What you should do:
Reproduce the lines of the material verbatim, starting with the line that contains "chevron-down-icon[interactable]: [440, 14, 460, 34]" and ending after the line that contains "author-name[interactable]: neville park: [99, 10, 198, 32]".

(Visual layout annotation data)
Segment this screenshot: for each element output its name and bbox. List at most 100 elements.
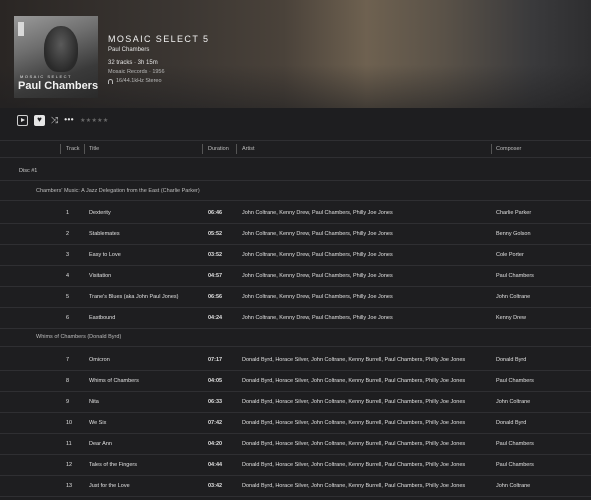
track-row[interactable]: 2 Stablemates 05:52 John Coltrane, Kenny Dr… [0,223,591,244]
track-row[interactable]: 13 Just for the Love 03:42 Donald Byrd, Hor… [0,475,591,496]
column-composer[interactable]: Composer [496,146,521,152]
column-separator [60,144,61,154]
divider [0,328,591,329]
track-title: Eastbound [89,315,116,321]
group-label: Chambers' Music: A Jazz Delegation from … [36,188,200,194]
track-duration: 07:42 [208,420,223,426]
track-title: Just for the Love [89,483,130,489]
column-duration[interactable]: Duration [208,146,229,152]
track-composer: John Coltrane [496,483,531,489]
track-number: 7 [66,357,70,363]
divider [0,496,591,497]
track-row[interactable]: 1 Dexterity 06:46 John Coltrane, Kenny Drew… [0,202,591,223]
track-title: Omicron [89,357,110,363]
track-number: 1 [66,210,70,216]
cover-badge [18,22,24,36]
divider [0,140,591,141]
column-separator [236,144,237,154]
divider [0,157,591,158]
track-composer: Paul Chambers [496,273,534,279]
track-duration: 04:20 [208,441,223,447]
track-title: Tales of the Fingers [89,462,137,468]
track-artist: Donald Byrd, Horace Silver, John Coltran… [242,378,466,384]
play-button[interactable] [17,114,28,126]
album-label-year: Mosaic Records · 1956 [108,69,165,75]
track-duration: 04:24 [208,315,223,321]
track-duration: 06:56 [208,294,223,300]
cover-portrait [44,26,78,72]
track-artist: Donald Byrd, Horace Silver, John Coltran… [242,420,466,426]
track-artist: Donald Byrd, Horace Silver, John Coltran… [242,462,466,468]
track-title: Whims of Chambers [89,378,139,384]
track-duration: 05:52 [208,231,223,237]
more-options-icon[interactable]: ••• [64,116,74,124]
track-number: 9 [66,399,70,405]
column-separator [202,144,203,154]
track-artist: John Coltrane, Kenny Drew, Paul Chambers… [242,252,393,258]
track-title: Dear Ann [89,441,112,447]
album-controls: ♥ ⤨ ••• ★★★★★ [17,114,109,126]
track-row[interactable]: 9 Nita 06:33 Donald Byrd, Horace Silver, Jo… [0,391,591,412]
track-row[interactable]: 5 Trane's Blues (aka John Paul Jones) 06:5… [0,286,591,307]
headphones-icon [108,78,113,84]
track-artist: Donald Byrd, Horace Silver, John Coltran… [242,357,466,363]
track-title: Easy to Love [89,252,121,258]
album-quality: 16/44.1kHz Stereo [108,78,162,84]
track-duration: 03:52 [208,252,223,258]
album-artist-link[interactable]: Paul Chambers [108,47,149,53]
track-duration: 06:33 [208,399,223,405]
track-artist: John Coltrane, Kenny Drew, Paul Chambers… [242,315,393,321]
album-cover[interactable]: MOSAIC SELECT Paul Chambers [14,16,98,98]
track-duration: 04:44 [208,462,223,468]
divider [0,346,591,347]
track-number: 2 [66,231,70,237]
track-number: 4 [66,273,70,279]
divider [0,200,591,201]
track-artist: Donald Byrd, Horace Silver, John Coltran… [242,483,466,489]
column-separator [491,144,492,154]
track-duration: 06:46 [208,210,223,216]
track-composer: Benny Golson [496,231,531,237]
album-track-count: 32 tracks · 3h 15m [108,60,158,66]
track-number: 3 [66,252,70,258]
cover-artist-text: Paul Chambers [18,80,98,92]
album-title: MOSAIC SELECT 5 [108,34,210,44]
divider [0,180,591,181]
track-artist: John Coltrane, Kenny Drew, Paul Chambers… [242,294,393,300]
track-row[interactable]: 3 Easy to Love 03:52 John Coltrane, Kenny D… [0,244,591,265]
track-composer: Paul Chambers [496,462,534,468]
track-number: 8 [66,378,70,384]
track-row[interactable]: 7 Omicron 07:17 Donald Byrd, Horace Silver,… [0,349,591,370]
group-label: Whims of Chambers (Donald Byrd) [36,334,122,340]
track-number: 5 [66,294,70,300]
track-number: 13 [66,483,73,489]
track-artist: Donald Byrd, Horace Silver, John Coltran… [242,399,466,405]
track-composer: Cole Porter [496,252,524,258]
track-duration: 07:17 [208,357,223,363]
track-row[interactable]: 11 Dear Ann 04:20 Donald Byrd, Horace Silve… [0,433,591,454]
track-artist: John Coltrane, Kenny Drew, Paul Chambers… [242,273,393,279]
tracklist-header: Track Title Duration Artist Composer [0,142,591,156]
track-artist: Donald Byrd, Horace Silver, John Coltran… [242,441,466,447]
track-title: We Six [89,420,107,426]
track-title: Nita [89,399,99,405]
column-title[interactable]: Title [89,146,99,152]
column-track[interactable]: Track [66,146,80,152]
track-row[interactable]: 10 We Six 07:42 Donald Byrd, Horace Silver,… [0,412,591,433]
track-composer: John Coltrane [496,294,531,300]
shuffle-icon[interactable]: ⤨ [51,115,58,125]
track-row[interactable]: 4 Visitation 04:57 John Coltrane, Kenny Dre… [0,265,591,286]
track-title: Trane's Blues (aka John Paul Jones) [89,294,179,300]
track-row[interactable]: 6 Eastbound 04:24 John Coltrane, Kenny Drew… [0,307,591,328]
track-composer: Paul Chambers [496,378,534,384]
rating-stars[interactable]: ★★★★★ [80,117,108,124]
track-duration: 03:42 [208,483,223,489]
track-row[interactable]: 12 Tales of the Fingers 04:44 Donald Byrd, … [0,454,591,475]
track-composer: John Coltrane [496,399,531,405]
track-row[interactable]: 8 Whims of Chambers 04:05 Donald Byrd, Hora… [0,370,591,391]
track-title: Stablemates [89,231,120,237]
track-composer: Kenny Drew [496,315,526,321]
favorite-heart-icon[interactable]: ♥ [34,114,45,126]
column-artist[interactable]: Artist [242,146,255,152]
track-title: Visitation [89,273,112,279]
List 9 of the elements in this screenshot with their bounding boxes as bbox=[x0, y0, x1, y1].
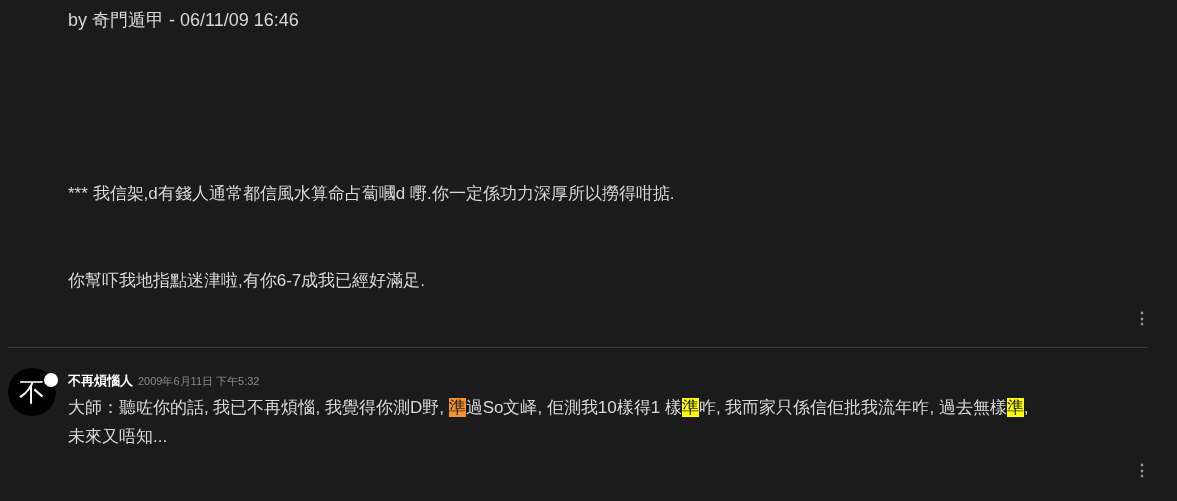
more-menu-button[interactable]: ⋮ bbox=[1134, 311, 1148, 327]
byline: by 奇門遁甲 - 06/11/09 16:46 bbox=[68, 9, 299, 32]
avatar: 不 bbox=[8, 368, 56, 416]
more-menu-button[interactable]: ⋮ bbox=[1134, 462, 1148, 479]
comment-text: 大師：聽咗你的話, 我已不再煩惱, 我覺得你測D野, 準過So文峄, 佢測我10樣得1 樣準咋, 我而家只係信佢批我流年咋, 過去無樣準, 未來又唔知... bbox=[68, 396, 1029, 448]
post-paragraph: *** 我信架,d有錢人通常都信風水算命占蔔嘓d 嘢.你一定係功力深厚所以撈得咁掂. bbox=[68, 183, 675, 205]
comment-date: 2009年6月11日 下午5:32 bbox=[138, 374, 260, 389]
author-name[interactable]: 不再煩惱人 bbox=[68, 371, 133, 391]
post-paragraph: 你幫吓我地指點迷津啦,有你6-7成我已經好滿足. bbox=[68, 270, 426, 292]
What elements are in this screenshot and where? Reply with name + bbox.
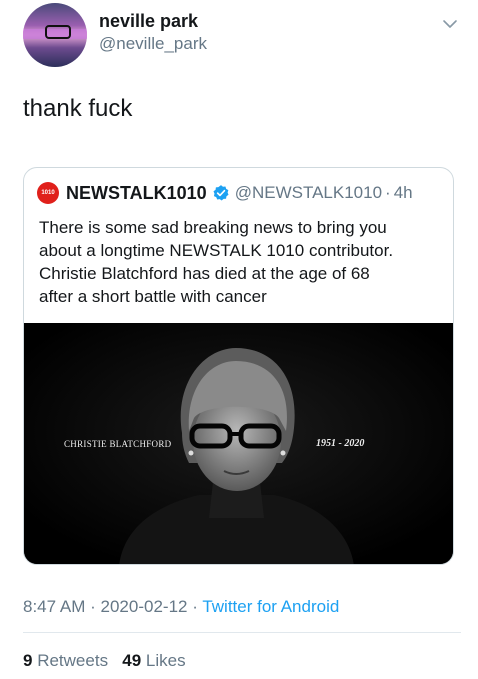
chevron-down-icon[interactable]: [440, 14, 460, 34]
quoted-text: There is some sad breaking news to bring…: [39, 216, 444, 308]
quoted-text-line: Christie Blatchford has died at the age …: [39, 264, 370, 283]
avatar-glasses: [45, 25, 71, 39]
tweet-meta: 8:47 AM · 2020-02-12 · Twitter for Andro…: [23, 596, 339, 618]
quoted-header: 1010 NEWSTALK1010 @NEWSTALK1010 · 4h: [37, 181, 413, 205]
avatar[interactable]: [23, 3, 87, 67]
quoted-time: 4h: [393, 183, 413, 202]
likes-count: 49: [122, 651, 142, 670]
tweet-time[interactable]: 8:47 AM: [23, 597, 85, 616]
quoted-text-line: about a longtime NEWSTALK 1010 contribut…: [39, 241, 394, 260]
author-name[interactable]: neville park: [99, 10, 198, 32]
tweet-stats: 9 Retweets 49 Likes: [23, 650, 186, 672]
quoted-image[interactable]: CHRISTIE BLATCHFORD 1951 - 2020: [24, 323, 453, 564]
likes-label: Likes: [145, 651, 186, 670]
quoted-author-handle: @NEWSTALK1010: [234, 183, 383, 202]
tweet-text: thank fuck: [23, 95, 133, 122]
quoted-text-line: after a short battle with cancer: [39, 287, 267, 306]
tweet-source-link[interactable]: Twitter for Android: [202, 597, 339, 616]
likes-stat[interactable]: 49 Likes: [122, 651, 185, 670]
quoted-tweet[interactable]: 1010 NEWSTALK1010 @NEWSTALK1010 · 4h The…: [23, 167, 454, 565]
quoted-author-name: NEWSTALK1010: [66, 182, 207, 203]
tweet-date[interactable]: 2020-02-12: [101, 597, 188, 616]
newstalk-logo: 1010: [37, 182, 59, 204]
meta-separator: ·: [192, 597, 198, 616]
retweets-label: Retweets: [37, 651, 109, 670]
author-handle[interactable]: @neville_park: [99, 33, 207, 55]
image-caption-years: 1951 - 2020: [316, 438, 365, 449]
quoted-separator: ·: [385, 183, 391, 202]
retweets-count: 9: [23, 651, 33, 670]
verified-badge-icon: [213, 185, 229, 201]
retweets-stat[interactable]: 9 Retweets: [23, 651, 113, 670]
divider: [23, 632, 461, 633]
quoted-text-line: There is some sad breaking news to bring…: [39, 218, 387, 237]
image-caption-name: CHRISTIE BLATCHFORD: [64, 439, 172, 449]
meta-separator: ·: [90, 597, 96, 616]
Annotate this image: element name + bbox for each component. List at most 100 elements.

Written response:
chevron-down-icon[interactable]: [440, 14, 460, 34]
quoted-text: There is some sad breaking news to bring…: [39, 216, 444, 308]
quoted-text-line: Christie Blatchford has died at the age …: [39, 264, 370, 283]
avatar-glasses: [45, 25, 71, 39]
tweet-meta: 8:47 AM · 2020-02-12 · Twitter for Andro…: [23, 596, 339, 618]
quoted-header: 1010 NEWSTALK1010 @NEWSTALK1010 · 4h: [37, 181, 413, 205]
avatar[interactable]: [23, 3, 87, 67]
quoted-time: 4h: [393, 183, 413, 202]
likes-count: 49: [122, 651, 142, 670]
tweet-time[interactable]: 8:47 AM: [23, 597, 85, 616]
quoted-text-line: about a longtime NEWSTALK 1010 contribut…: [39, 241, 394, 260]
author-name[interactable]: neville park: [99, 10, 198, 32]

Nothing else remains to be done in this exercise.